GIVEN TEXT:
* * * * *

Why does this not work? From what I read only default values should cause
issue. I'm on release 9.4.4:

bms=# ALTER TABLE trap ALTER COLUMN trap_timestamp TYPE TIMESTAMP WITH TIME
ZONE;
ERROR: ALTER TABLE ... ALTER COLUMN TYPE may only affect UNLOGGED or
TEMPORARY
tables when BDR is active; trap is a regular table

#2Adrian Klaver
adrian.klaver@aklaver.com
In reply to: Will McCormick (#1)
Re: BDR Alter table failing

On 04/27/2016 07:13 AM, Will McCormick wrote:

Why does this not work? From what I read only default values should
cause issue. I'm on release 9.4.4:

bms=# ALTER TABLE trap ALTER COLUMN trap_timestamp TYPE TIMESTAMP WITH
TIME ZONE;
ERROR: ALTER TABLE ... ALTER COLUMN TYPE may only affect UNLOGGED or
TEMPORARY
tables when BDR is active; trap is a regular table

http://bdr-project.org/docs/stable/ddl-replication-statements.html

8.2.3. DDL statements with restrictions

ALTER TABLE

Generally ALTER TABLE commands are allowed. There are a however
several sub-commands that are not supported, mainly those that perform a
full-table re-write.

* * * * *

DATASET EXTRACT:
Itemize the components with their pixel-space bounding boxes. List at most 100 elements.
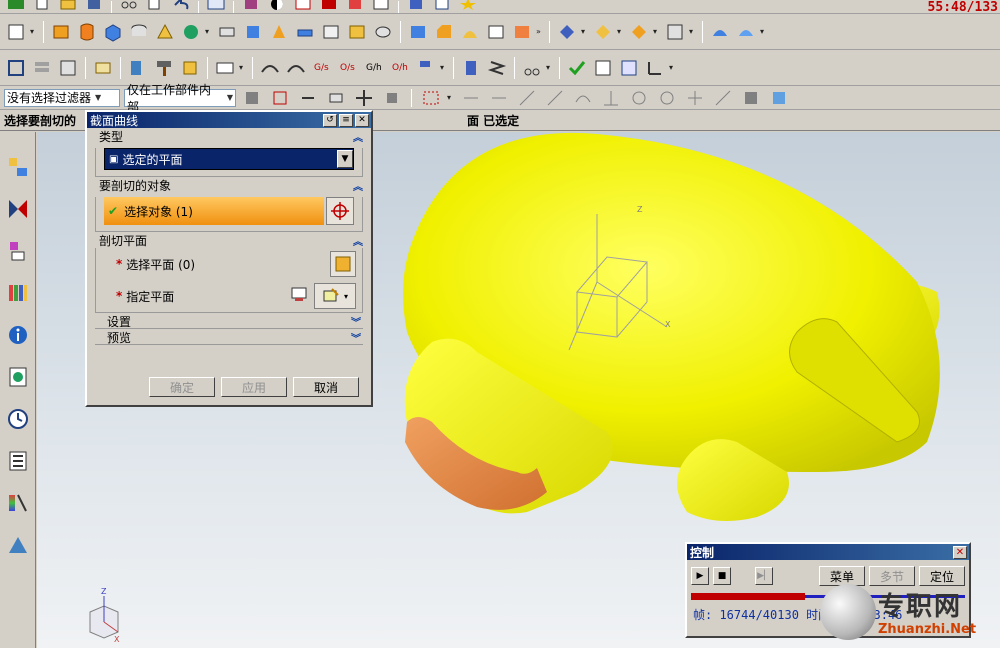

* * * * *

WRITTEN TASK: Reproduce the portion of the BDR thread that begins at the words "Generally ALTER TABLE" and ends after "full-table re-write.", with no changes.

OUTPUT FOR THIS EXERCISE:
Generally ALTER TABLE commands are allowed. There are a however
several sub-commands that are not supported, mainly those that perform a
full-table re-write.